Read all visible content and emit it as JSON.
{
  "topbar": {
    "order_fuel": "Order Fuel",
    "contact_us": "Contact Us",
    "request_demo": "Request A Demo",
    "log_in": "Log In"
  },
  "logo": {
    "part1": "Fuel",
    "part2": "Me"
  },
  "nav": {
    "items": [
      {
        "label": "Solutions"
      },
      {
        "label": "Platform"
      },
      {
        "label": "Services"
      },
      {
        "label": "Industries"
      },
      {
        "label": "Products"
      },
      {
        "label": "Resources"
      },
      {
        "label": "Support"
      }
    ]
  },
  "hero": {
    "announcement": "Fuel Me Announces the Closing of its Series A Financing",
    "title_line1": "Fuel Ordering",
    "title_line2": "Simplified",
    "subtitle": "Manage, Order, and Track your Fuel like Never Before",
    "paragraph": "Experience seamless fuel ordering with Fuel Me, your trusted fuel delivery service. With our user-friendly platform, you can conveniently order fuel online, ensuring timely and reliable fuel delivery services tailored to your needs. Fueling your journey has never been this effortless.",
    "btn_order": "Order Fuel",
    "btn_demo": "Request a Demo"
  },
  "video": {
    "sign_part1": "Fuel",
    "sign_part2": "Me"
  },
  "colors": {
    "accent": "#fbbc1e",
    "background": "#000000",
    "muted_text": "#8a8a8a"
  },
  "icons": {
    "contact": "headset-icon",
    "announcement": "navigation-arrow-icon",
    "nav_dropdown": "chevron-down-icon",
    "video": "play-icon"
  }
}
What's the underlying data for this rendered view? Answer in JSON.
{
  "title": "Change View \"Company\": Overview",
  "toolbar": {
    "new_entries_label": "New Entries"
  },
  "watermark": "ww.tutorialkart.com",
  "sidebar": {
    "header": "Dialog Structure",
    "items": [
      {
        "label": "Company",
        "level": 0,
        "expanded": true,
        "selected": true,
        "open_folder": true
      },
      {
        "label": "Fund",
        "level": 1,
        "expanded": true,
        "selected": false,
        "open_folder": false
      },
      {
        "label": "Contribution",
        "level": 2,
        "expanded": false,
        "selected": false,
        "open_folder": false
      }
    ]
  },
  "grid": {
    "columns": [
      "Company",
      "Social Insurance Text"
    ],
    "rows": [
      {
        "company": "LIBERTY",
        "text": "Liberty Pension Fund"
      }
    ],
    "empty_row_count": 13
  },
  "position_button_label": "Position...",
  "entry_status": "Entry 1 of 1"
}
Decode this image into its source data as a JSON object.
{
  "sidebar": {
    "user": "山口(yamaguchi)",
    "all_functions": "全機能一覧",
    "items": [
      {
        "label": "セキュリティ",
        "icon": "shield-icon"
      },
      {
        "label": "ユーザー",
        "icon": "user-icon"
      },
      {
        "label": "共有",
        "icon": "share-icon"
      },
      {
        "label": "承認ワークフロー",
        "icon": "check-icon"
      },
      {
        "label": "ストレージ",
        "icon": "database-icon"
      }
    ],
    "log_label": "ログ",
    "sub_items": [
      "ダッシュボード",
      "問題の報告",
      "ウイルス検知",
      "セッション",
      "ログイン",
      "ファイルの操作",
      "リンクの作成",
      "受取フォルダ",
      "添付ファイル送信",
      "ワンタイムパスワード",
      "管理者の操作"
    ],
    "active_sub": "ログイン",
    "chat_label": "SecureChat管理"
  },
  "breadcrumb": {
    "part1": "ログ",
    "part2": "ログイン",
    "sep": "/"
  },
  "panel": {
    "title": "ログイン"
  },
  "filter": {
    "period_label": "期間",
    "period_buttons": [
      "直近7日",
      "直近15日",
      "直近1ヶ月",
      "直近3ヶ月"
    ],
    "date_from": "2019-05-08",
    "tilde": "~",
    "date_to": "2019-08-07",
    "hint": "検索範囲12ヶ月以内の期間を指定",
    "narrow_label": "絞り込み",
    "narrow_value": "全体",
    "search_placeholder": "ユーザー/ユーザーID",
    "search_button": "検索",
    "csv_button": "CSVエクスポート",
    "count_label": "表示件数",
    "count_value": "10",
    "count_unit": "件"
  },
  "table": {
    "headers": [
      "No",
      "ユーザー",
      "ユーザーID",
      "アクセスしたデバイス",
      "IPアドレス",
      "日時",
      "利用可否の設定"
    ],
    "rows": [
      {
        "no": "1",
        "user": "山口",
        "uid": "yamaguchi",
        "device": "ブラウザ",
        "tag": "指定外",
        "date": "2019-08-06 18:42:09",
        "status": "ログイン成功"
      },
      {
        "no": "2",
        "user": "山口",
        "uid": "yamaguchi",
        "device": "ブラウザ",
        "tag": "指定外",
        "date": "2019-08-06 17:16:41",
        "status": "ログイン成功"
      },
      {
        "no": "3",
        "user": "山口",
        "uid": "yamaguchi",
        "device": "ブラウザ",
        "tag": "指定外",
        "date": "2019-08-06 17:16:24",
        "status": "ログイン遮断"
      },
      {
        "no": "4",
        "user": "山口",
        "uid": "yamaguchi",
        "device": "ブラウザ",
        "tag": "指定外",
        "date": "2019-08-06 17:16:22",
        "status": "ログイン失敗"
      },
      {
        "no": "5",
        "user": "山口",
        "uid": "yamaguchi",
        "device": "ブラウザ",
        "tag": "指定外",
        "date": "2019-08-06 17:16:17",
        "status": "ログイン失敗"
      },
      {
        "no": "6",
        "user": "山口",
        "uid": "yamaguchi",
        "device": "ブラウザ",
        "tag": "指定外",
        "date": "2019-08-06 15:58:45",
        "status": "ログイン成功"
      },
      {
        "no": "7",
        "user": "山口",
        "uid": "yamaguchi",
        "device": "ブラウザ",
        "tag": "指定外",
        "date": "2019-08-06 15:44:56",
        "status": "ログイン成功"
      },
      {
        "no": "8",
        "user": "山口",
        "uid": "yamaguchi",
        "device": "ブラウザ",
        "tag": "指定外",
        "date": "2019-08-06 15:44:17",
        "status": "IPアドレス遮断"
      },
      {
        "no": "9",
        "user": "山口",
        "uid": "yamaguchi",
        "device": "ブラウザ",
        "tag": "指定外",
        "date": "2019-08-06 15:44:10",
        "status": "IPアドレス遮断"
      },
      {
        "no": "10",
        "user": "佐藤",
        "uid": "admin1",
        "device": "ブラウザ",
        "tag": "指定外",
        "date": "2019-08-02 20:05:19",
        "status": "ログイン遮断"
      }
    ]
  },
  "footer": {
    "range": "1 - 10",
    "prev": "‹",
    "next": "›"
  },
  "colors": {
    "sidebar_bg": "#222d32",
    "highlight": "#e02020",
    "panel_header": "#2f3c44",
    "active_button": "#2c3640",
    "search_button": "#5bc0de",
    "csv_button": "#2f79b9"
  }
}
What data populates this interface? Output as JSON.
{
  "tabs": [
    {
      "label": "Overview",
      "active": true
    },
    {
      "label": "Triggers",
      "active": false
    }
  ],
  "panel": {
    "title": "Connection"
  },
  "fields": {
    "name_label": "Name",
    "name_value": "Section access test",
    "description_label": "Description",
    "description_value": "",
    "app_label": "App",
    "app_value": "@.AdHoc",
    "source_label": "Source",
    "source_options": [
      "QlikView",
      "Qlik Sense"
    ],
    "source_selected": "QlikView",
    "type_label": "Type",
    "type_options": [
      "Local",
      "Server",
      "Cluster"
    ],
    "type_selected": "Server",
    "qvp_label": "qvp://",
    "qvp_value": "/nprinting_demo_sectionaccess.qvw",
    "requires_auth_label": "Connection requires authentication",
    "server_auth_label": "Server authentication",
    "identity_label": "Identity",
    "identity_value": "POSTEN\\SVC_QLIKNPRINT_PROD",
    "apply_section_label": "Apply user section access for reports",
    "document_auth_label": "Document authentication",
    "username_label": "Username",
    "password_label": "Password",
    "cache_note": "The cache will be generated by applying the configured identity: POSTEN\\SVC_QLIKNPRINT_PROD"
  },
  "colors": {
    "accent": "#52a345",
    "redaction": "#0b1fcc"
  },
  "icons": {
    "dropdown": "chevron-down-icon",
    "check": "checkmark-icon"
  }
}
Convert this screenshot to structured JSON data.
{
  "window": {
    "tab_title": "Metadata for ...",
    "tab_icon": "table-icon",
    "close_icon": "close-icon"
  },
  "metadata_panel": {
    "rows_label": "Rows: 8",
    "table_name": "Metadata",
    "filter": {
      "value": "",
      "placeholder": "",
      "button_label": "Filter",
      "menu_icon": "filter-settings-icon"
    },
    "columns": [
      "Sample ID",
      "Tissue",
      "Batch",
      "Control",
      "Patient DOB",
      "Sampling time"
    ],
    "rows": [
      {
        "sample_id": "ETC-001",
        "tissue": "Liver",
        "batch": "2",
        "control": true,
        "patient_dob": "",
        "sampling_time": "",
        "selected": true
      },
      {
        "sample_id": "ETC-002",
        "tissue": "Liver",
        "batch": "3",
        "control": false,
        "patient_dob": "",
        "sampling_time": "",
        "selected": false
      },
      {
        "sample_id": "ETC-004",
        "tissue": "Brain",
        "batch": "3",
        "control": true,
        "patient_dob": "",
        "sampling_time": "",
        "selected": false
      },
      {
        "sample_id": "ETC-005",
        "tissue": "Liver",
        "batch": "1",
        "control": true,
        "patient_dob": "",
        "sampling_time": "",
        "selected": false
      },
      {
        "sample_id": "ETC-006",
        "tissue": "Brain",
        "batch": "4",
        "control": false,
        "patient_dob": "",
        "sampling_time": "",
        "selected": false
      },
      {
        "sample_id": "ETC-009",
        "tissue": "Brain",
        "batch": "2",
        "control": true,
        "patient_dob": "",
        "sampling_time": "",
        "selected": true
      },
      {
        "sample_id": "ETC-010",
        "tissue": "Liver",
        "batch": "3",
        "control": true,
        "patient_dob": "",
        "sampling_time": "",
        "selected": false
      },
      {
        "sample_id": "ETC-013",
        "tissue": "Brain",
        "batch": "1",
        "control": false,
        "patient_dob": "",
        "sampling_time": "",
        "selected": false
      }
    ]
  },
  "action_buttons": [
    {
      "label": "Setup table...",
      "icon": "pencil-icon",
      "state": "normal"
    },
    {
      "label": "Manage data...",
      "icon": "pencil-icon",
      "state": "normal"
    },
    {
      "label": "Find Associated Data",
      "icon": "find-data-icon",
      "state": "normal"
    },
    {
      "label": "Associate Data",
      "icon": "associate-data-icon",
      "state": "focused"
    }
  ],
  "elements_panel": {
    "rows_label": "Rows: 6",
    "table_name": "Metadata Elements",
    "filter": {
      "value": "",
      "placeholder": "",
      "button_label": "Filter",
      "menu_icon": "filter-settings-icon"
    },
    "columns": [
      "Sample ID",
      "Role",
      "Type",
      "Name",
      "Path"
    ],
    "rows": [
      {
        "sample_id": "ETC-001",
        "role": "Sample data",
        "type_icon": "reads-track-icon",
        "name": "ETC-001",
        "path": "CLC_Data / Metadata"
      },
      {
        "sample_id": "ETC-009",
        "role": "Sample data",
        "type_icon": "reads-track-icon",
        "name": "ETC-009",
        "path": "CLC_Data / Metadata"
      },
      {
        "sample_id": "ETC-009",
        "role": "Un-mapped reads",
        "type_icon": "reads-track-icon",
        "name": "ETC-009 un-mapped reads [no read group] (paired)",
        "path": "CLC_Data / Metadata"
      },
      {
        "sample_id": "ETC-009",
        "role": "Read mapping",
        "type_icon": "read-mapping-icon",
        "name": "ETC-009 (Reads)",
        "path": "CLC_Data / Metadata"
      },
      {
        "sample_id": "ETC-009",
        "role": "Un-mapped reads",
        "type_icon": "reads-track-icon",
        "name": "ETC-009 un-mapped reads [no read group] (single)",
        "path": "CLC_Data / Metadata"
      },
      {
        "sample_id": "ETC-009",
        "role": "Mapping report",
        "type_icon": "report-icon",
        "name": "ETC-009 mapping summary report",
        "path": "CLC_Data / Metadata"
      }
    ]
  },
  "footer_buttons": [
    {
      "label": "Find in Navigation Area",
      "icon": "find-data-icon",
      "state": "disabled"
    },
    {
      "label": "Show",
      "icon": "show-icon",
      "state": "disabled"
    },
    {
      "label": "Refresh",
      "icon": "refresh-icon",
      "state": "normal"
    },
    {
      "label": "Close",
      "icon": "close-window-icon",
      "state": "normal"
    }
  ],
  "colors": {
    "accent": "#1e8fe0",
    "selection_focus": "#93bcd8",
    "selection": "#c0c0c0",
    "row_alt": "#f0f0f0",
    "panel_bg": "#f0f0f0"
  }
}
▬▬▬
Copy down every line of the entries containing the word "QlikView".

EXERCISE RESULT:
      "QlikView",
    "source_selected": "QlikView",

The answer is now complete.